Problem details: Leave out the pictures and repeat the rest of the material exactly.

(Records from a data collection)
● ● ● ● ●
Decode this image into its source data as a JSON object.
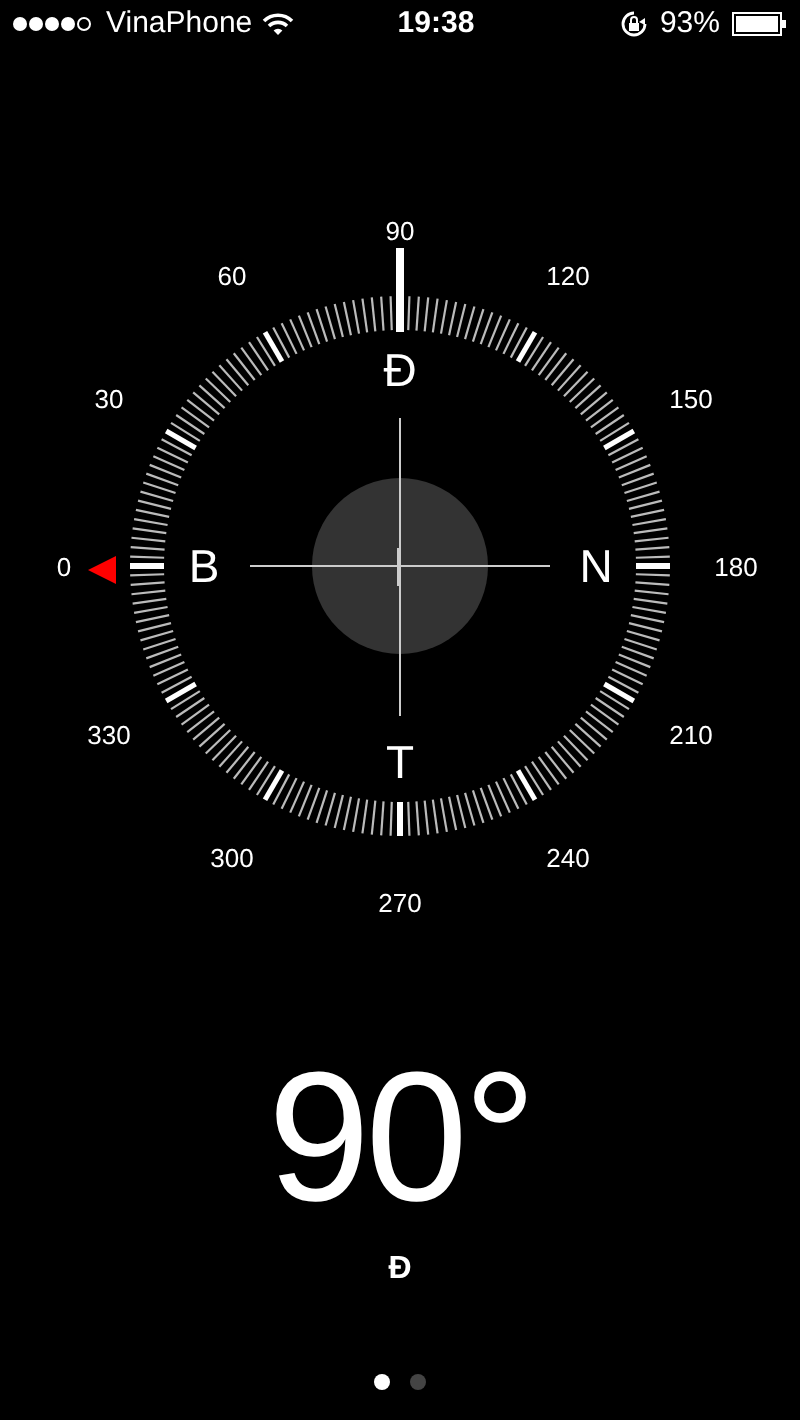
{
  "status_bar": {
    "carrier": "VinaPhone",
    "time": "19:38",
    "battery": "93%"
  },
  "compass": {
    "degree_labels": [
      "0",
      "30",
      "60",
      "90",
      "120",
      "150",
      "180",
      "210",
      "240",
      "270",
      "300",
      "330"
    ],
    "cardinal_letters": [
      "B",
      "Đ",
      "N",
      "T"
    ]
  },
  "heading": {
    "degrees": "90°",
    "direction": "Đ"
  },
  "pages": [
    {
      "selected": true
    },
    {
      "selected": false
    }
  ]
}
● ● ● ● ●
Solution to this task:
Decode this image into its source data as a JSON object.
{
  "status_bar": {
    "carrier": "VinaPhone",
    "time": "19:38",
    "battery": "93%"
  },
  "compass": {
    "degree_labels": [
      "0",
      "30",
      "60",
      "90",
      "120",
      "150",
      "180",
      "210",
      "240",
      "270",
      "300",
      "330"
    ],
    "cardinal_letters": [
      "B",
      "Đ",
      "N",
      "T"
    ]
  },
  "heading": {
    "degrees": "90°",
    "direction": "Đ"
  },
  "pages": [
    {
      "selected": true
    },
    {
      "selected": false
    }
  ]
}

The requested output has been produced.